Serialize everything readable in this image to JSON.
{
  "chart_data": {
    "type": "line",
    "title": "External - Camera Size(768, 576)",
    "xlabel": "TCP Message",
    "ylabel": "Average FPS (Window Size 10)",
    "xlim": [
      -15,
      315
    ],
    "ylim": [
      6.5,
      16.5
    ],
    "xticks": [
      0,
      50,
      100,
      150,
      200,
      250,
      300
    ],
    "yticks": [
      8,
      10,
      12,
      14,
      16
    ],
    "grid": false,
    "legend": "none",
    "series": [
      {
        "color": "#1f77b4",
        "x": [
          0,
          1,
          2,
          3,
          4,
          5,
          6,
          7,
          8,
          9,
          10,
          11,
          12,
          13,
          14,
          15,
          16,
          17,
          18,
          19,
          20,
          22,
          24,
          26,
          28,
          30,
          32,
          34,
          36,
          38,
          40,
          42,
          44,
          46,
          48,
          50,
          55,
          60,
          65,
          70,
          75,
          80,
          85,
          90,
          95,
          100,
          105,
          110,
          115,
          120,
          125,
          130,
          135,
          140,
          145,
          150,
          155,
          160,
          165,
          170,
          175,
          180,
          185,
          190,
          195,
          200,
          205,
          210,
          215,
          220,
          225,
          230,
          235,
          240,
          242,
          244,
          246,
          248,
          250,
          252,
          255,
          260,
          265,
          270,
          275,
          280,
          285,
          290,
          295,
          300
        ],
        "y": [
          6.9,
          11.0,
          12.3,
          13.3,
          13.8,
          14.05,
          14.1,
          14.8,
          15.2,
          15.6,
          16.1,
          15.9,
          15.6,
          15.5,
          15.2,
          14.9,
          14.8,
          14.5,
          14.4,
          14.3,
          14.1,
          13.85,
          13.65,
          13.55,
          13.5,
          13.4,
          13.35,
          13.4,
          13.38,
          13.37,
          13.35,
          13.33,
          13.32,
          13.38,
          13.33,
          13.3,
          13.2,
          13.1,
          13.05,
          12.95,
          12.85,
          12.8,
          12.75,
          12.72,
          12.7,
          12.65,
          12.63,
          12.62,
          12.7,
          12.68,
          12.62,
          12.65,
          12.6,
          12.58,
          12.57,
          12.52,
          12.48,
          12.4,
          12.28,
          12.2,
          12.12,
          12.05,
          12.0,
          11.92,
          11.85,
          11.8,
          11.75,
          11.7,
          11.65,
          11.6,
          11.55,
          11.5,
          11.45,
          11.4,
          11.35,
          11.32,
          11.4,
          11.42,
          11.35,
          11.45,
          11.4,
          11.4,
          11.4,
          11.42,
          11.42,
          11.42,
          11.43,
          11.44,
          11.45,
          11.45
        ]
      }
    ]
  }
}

......

_Stated problem_
From the listing above, copy all lines holding the word "Size".

_Final result_
    "title": "External - Camera Size(768, 576)",
    "ylabel": "Average FPS (Window Size 10)",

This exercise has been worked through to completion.